## 任务简述
列出下方关于电刺激与肌管胰岛素抵抗的文字中提到的全部检测方法,并写出每种方法所测定的对象。

## 文档段落
++++++
关键词:C2C12 棕榈酸 胰岛素抵抗 电刺激 AMPK-α2 GLUT4
中图分类号:G80-32 文献标识码:A 文章编号:2095-2813(2018)06(b)-0018-02
电刺激是采用特定频率、波形和强度的脉冲电流来刺激骨骼肌收缩产生运动,主要用于疲劳的恢复、运动损伤的治疗、增加肌肉力量等方面。国外研究发现电刺激肌管能迅速改变骨骼肌细胞的基因表达,这些特征都与活体肌肉收缩变化类似。本研究利用电刺激体外培养的肌管收缩,探究收缩对胰岛素抵抗肌管的作用。
1 研究材料与方法
1.1 研究材料
小鼠骨骼肌肌母细胞株(C2C12细胞)购买于由南方医科大学。
1.2 实验方案
利用本实验室前期建立的PA诱导的C2C12胰岛素抵抗模型,做电刺激对胰岛素抵抗机制的研究,将肌管饥饿处理12h后分为C组、E组、P组、P+E组。C组和E组用2%BSA无酚红高糖DMEM孵育,P组和P+E组用浓度0.5mmol/LPA培养液孵育16h,换电刺激液(4mL),以15V,30ms,2Hz的强度电刺激E组和P+E组60min,各组同时收样,比色法比较C2C12肌管培养液乳酸脱氢酶(LDH)活性,葡萄糖氧化酶-过氧化物酶法检测C2C12肌管培养液葡萄糖剩余量,western blot方法测定GLUT4表达,RT-PCR测试肌管中AMPK-α2mRNA的表达。
++++++
## 数据
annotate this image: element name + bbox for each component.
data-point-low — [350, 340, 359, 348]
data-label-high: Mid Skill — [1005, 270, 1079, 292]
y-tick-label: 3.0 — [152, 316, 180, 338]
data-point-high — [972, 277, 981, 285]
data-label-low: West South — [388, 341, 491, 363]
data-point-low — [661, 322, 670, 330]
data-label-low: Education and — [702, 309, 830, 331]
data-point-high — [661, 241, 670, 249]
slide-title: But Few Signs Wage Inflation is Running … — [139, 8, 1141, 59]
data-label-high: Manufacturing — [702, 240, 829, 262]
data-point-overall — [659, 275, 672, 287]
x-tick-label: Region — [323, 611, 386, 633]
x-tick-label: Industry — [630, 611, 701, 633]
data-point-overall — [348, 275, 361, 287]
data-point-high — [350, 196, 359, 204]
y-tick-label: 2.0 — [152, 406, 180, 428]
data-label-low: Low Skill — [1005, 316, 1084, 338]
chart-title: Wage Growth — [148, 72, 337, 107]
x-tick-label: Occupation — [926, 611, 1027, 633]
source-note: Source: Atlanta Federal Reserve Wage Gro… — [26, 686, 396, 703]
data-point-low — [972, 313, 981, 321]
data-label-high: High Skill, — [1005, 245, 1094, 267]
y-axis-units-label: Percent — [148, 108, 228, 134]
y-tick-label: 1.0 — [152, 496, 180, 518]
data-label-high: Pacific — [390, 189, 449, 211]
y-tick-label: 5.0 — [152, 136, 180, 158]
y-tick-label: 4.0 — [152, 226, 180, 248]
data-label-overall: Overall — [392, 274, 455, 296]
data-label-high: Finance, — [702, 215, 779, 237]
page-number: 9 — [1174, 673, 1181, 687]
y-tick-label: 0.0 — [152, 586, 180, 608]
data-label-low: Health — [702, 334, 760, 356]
++++++
## 输出结果
- 比色法:C2C12肌管培养液乳酸脱氢酶(LDH)活性
- 葡萄糖氧化酶-过氧化物酶法:C2C12肌管培养液葡萄糖剩余量
- western blot方法:GLUT4表达
- RT-PCR:肌管中AMPK-α2mRNA的表达